## [What the task requires]
Rewrite the listing below as a numbered list, omitting any blank lines.

[Excerpt from a dataset]

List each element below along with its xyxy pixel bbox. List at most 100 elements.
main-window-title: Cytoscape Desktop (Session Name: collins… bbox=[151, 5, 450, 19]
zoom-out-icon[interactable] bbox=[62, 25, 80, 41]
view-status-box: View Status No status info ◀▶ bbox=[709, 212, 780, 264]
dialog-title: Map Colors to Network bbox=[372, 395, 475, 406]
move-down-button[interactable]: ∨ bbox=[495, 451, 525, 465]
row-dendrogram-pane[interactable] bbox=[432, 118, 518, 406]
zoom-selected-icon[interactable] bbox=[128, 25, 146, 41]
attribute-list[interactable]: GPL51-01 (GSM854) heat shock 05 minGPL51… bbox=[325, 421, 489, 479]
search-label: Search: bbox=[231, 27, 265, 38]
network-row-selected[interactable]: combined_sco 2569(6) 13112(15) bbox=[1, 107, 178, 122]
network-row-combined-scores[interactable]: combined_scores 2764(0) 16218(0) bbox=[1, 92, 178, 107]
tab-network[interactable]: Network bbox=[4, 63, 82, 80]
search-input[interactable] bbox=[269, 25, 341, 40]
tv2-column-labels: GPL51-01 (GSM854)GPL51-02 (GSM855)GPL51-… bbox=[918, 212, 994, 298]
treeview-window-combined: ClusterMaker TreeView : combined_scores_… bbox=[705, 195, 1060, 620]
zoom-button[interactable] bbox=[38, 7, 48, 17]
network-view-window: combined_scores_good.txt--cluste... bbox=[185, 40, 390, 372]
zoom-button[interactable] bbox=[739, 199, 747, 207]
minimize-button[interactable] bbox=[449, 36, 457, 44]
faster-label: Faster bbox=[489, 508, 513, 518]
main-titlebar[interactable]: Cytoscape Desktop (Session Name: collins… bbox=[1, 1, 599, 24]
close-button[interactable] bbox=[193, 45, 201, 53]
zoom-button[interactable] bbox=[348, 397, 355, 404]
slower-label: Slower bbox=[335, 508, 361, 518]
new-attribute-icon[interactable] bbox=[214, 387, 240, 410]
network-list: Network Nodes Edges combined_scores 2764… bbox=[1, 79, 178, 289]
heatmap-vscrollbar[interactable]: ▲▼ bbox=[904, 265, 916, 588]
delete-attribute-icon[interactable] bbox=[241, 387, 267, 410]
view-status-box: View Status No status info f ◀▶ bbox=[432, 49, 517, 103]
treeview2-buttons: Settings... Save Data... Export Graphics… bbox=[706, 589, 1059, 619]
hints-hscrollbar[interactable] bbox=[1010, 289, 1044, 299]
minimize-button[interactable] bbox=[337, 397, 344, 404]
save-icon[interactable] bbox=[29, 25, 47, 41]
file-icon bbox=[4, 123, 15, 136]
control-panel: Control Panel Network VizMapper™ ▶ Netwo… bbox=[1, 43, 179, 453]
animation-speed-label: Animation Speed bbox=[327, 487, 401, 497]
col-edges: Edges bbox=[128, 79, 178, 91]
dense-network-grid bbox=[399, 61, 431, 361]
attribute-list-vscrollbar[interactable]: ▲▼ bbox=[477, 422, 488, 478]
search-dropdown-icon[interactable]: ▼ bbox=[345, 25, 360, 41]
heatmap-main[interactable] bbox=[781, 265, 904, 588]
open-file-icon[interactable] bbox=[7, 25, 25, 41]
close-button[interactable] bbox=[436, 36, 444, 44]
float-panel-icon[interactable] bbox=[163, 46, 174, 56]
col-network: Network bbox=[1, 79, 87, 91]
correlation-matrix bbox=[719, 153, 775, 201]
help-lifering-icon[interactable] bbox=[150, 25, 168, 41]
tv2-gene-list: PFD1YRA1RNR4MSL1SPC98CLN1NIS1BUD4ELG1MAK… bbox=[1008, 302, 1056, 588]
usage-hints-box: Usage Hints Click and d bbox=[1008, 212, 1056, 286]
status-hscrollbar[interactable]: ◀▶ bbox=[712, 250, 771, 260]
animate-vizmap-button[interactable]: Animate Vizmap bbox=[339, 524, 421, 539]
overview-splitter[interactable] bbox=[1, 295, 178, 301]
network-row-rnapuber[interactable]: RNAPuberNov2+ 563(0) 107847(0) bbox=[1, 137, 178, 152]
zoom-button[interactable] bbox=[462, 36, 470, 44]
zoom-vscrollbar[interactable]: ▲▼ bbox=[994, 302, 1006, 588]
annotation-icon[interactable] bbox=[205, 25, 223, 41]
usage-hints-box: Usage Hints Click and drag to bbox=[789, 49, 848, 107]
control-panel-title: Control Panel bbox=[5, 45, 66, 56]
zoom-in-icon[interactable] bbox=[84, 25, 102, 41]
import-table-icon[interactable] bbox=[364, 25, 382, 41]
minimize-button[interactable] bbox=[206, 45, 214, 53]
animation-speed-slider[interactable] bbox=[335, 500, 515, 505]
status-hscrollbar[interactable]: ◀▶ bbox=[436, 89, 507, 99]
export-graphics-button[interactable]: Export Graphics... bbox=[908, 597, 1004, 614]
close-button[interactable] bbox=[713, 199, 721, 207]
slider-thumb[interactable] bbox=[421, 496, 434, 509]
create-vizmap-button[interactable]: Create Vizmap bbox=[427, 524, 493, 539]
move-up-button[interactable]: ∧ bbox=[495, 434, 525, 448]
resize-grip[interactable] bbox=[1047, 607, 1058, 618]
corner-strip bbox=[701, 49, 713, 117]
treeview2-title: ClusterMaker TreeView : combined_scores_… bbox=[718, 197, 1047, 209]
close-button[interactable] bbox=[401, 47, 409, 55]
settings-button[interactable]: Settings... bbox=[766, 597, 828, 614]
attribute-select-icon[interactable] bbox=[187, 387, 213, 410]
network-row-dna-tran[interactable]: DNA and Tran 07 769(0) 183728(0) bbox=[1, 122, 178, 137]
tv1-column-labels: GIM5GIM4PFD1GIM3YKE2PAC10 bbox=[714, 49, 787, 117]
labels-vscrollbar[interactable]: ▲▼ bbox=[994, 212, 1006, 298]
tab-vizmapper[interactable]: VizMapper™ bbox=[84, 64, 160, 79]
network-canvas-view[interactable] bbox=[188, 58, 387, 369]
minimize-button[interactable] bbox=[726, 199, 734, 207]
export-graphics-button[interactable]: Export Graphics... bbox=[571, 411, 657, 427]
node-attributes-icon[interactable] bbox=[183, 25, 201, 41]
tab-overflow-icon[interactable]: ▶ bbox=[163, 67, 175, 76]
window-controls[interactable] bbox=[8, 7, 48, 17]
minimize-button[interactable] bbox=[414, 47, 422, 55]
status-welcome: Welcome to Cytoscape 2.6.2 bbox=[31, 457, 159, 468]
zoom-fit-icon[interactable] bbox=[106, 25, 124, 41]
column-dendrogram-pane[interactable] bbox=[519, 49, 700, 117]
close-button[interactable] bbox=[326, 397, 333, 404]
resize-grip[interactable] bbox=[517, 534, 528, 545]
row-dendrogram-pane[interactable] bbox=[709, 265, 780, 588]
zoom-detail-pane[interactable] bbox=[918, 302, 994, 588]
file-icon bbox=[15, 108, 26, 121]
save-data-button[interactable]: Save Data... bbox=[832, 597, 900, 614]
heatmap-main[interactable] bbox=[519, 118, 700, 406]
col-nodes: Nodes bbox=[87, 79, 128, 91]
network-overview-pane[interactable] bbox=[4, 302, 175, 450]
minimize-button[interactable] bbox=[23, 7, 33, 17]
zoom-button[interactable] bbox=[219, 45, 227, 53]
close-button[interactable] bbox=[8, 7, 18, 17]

## [Written reply]
1. List each element below along with its xyxy pixel bbox. List at most 100 elements.
2. main-window-title: Cytoscape Desktop (Session Name: collins… bbox=[151, 5, 450, 19]
3. zoom-out-icon[interactable] bbox=[62, 25, 80, 41]
4. view-status-box: View Status No status info ◀▶ bbox=[709, 212, 780, 264]
5. dialog-title: Map Colors to Network bbox=[372, 395, 475, 406]
6. move-down-button[interactable]: ∨ bbox=[495, 451, 525, 465]
7. row-dendrogram-pane[interactable] bbox=[432, 118, 518, 406]
8. zoom-selected-icon[interactable] bbox=[128, 25, 146, 41]
9. attribute-list[interactable]: GPL51-01 (GSM854) heat shock 05 minGPL51… bbox=[325, 421, 489, 479]
10. search-label: Search: bbox=[231, 27, 265, 38]
11. network-row-selected[interactable]: combined_sco 2569(6) 13112(15) bbox=[1, 107, 178, 122]
12. network-row-combined-scores[interactable]: combined_scores 2764(0) 16218(0) bbox=[1, 92, 178, 107]
13. tab-network[interactable]: Network bbox=[4, 63, 82, 80]
14. search-input[interactable] bbox=[269, 25, 341, 40]
15. tv2-column-labels: GPL51-01 (GSM854)GPL51-02 (GSM855)GPL51-… bbox=[918, 212, 994, 298]
16. treeview-window-combined: ClusterMaker TreeView : combined_scores_… bbox=[705, 195, 1060, 620]
17. zoom-button[interactable] bbox=[38, 7, 48, 17]
18. network-view-window: combined_scores_good.txt--cluste... bbox=[185, 40, 390, 372]
19. zoom-button[interactable] bbox=[739, 199, 747, 207]
20. minimize-button[interactable] bbox=[449, 36, 457, 44]
21. faster-label: Faster bbox=[489, 508, 513, 518]
22. main-titlebar[interactable]: Cytoscape Desktop (Session Name: collins… bbox=[1, 1, 599, 24]
23. close-button[interactable] bbox=[193, 45, 201, 53]
24. zoom-button[interactable] bbox=[348, 397, 355, 404]
25. slower-label: Slower bbox=[335, 508, 361, 518]
26. new-attribute-icon[interactable] bbox=[214, 387, 240, 410]
27. network-list: Network Nodes Edges combined_scores 2764… bbox=[1, 79, 178, 289]
28. heatmap-vscrollbar[interactable]: ▲▼ bbox=[904, 265, 916, 588]
29. delete-attribute-icon[interactable] bbox=[241, 387, 267, 410]
30. view-status-box: View Status No status info f ◀▶ bbox=[432, 49, 517, 103]
31. treeview2-buttons: Settings... Save Data... Export Graphics… bbox=[706, 589, 1059, 619]
32. hints-hscrollbar[interactable] bbox=[1010, 289, 1044, 299]
33. minimize-button[interactable] bbox=[337, 397, 344, 404]
34. save-icon[interactable] bbox=[29, 25, 47, 41]
35. file-icon bbox=[4, 123, 15, 136]
36. control-panel: Control Panel Network VizMapper™ ▶ Netwo… bbox=[1, 43, 179, 453]
37. animation-speed-label: Animation Speed bbox=[327, 487, 401, 497]
38. col-edges: Edges bbox=[128, 79, 178, 91]
39. dense-network-grid bbox=[399, 61, 431, 361]
40. attribute-list-vscrollbar[interactable]: ▲▼ bbox=[477, 422, 488, 478]
41. search-dropdown-icon[interactable]: ▼ bbox=[345, 25, 360, 41]
42. heatmap-main[interactable] bbox=[781, 265, 904, 588]
43. open-file-icon[interactable] bbox=[7, 25, 25, 41]
44. close-button[interactable] bbox=[436, 36, 444, 44]
45. float-panel-icon[interactable] bbox=[163, 46, 174, 56]
46. col-network: Network bbox=[1, 79, 87, 91]
47. correlation-matrix bbox=[719, 153, 775, 201]
48. help-lifering-icon[interactable] bbox=[150, 25, 168, 41]
49. tv2-gene-list: PFD1YRA1RNR4MSL1SPC98CLN1NIS1BUD4ELG1MAK… bbox=[1008, 302, 1056, 588]
50. usage-hints-box: Usage Hints Click and d bbox=[1008, 212, 1056, 286]
51. status-hscrollbar[interactable]: ◀▶ bbox=[712, 250, 771, 260]
52. animate-vizmap-button[interactable]: Animate Vizmap bbox=[339, 524, 421, 539]
53. overview-splitter[interactable] bbox=[1, 295, 178, 301]
54. network-row-rnapuber[interactable]: RNAPuberNov2+ 563(0) 107847(0) bbox=[1, 137, 178, 152]
55. zoom-button[interactable] bbox=[462, 36, 470, 44]
56. zoom-vscrollbar[interactable]: ▲▼ bbox=[994, 302, 1006, 588]
57. annotation-icon[interactable] bbox=[205, 25, 223, 41]
58. usage-hints-box: Usage Hints Click and drag to bbox=[789, 49, 848, 107]
59. control-panel-title: Control Panel bbox=[5, 45, 66, 56]
60. zoom-in-icon[interactable] bbox=[84, 25, 102, 41]
61. import-table-icon[interactable] bbox=[364, 25, 382, 41]
62. minimize-button[interactable] bbox=[206, 45, 214, 53]
63. animation-speed-slider[interactable] bbox=[335, 500, 515, 505]
64. status-hscrollbar[interactable]: ◀▶ bbox=[436, 89, 507, 99]
65. export-graphics-button[interactable]: Export Graphics... bbox=[908, 597, 1004, 614]
66. close-button[interactable] bbox=[713, 199, 721, 207]
67. slider-thumb[interactable] bbox=[421, 496, 434, 509]
68. create-vizmap-button[interactable]: Create Vizmap bbox=[427, 524, 493, 539]
69. move-up-button[interactable]: ∧ bbox=[495, 434, 525, 448]
70. resize-grip[interactable] bbox=[1047, 607, 1058, 618]
71. corner-strip bbox=[701, 49, 713, 117]
72. treeview2-title: ClusterMaker TreeView : combined_scores_… bbox=[718, 197, 1047, 209]
73. close-button[interactable] bbox=[401, 47, 409, 55]
74. settings-button[interactable]: Settings... bbox=[766, 597, 828, 614]
75. attribute-select-icon[interactable] bbox=[187, 387, 213, 410]
76. network-row-dna-tran[interactable]: DNA and Tran 07 769(0) 183728(0) bbox=[1, 122, 178, 137]
77. tv1-column-labels: GIM5GIM4PFD1GIM3YKE2PAC10 bbox=[714, 49, 787, 117]
78. labels-vscrollbar[interactable]: ▲▼ bbox=[994, 212, 1006, 298]
79. tab-vizmapper[interactable]: VizMapper™ bbox=[84, 64, 160, 79]
80. network-canvas-view[interactable] bbox=[188, 58, 387, 369]
81. minimize-button[interactable] bbox=[726, 199, 734, 207]
82. export-graphics-button[interactable]: Export Graphics... bbox=[571, 411, 657, 427]
83. node-attributes-icon[interactable] bbox=[183, 25, 201, 41]
84. tab-overflow-icon[interactable]: ▶ bbox=[163, 67, 175, 76]
85. window-controls[interactable] bbox=[8, 7, 48, 17]
86. minimize-button[interactable] bbox=[414, 47, 422, 55]
87. status-welcome: Welcome to Cytoscape 2.6.2 bbox=[31, 457, 159, 468]
88. zoom-fit-icon[interactable] bbox=[106, 25, 124, 41]
89. column-dendrogram-pane[interactable] bbox=[519, 49, 700, 117]
90. close-button[interactable] bbox=[326, 397, 333, 404]
91. resize-grip[interactable] bbox=[517, 534, 528, 545]
92. row-dendrogram-pane[interactable] bbox=[709, 265, 780, 588]
93. zoom-detail-pane[interactable] bbox=[918, 302, 994, 588]
94. file-icon bbox=[15, 108, 26, 121]
95. save-data-button[interactable]: Save Data... bbox=[832, 597, 900, 614]
96. heatmap-main[interactable] bbox=[519, 118, 700, 406]
97. col-nodes: Nodes bbox=[87, 79, 128, 91]
98. network-overview-pane[interactable] bbox=[4, 302, 175, 450]
99. minimize-button[interactable] bbox=[23, 7, 33, 17]
100. zoom-button[interactable] bbox=[219, 45, 227, 53]
101. close-button[interactable] bbox=[8, 7, 18, 17]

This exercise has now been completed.